> EXERCISE
Below are records; work out how many of their lines hold the string "približne" and give that number alone.

[Saved data entries]
□ □ □ □
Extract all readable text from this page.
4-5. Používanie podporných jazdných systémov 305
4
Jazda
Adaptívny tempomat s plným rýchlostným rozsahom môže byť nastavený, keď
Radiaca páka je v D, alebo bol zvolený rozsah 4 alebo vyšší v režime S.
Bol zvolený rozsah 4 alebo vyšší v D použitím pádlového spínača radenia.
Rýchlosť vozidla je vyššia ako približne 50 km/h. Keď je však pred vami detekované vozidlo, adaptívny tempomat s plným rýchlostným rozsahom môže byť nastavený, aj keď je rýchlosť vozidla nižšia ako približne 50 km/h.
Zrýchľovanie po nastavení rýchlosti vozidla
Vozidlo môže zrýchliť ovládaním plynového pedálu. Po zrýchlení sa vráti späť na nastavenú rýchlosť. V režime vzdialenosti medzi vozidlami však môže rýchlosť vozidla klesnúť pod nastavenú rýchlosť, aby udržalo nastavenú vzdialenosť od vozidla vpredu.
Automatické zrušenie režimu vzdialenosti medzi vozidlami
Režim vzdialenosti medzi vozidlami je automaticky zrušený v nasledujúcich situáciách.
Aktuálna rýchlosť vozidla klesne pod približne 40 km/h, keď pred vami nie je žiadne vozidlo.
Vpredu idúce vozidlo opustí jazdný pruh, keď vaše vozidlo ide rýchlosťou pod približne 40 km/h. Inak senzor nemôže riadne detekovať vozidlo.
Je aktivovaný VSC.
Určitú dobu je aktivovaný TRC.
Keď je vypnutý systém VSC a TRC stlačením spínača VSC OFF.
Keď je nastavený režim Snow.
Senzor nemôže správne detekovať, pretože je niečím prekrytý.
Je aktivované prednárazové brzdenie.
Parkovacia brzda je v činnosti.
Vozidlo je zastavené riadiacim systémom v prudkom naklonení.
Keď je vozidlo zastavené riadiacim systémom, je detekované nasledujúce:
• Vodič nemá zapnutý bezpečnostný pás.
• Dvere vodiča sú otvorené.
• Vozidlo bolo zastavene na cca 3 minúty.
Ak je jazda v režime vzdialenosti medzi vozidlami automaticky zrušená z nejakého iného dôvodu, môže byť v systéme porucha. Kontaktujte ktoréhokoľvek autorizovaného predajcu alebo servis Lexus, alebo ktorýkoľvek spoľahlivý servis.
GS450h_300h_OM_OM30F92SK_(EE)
□ □ □ □
> TASK OUTPUT
3